## GOAL OF THE EXERCISE
In the listing below, identify each line with the word "Possession" and return those lines.

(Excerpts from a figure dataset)

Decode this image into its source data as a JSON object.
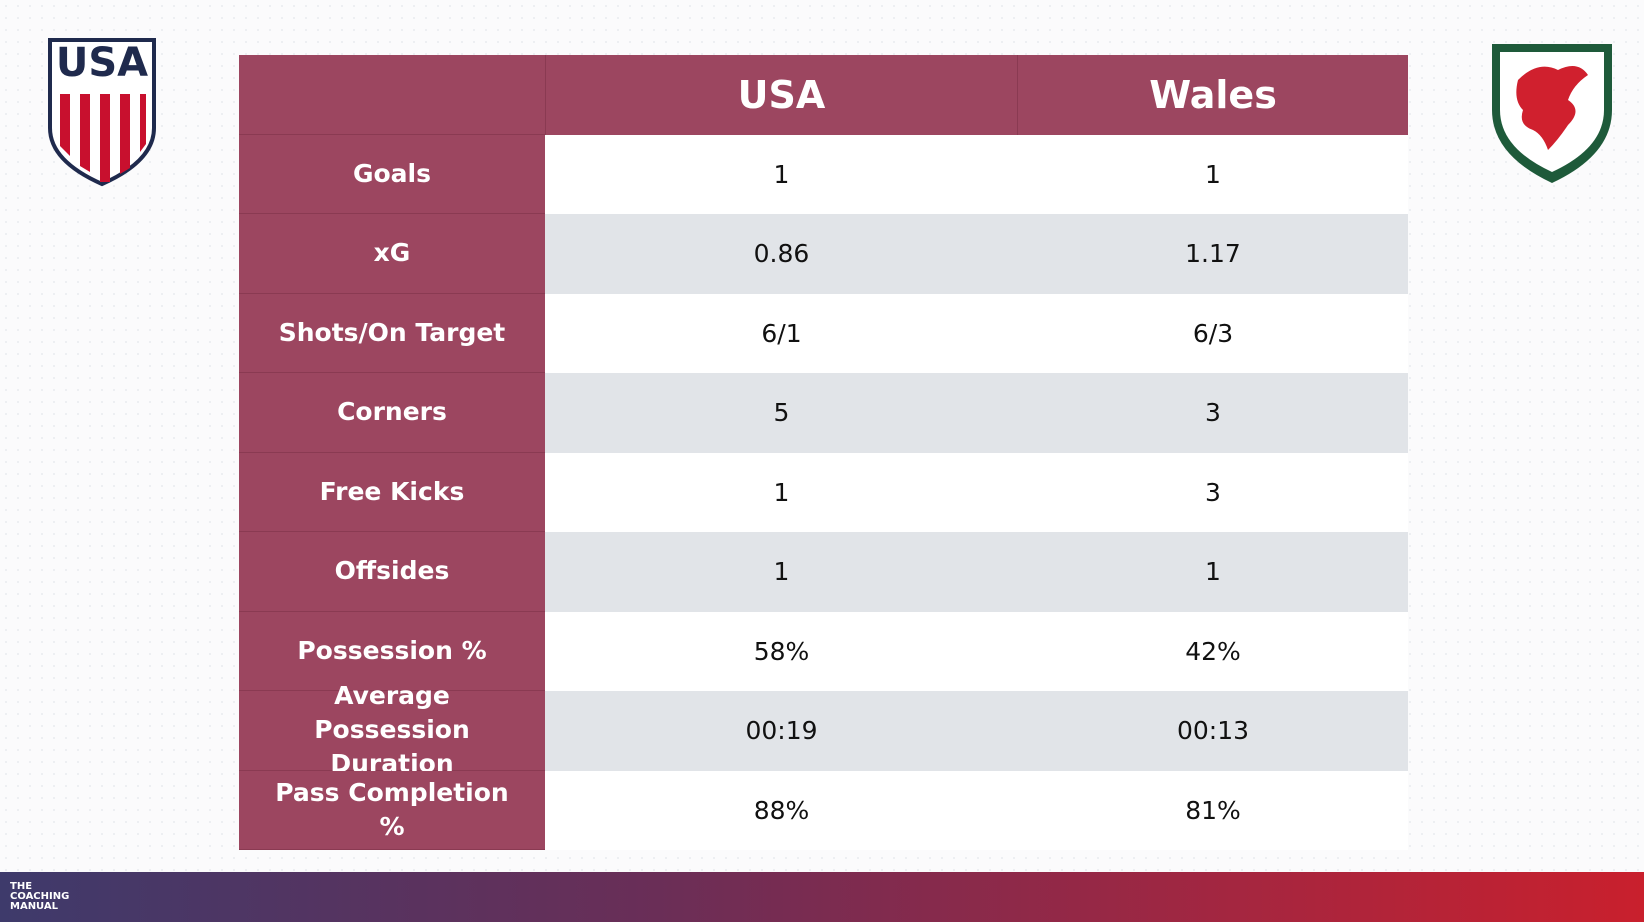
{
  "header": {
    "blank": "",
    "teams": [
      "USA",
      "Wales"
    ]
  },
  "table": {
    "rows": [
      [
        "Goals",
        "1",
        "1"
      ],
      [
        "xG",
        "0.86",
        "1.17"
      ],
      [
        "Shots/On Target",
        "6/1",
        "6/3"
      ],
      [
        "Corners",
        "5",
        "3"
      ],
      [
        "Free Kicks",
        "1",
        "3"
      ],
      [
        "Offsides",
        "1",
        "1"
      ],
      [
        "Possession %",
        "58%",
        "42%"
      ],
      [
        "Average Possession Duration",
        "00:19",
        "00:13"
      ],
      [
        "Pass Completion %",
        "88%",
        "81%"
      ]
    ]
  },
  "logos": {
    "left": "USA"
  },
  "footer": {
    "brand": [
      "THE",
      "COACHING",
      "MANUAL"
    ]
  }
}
* * *
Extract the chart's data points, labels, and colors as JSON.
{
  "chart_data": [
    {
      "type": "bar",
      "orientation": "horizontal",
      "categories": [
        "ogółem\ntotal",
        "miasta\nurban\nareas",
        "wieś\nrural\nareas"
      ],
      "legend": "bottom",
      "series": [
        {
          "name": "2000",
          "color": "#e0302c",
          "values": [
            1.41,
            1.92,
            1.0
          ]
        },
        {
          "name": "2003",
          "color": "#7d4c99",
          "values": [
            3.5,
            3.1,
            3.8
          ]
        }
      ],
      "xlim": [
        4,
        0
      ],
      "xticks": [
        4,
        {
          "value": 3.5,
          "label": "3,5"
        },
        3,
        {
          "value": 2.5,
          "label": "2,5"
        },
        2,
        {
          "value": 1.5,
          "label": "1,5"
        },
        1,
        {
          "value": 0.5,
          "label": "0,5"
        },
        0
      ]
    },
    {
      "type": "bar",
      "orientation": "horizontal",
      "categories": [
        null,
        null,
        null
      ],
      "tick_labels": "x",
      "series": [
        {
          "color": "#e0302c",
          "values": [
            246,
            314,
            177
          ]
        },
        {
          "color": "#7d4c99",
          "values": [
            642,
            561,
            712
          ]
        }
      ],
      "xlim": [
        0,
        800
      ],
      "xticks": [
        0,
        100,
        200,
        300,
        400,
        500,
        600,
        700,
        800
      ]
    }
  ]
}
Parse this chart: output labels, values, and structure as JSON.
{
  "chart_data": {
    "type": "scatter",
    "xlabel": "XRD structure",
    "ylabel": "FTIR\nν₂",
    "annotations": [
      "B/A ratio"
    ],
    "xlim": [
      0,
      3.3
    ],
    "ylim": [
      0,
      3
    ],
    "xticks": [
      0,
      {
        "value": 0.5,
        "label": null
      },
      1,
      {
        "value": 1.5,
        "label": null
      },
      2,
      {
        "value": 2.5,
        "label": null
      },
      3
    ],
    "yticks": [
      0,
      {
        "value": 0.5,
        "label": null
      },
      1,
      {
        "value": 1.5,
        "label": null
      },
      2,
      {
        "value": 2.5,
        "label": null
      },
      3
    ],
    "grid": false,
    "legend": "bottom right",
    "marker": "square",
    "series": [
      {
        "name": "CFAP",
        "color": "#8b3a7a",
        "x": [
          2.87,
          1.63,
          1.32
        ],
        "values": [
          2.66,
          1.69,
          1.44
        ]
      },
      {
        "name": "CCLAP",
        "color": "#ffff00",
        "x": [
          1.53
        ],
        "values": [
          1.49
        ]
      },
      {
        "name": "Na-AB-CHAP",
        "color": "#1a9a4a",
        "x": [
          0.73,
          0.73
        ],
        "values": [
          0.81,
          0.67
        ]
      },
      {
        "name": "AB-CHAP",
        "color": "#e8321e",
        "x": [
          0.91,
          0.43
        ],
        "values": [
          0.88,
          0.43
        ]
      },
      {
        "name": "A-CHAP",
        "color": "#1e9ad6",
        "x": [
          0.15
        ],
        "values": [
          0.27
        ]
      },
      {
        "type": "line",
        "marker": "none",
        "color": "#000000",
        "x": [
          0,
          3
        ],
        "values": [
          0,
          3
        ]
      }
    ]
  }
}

## ANSWER TO THIS PROBLEM
        "Possession %",
        "Average Possession Duration",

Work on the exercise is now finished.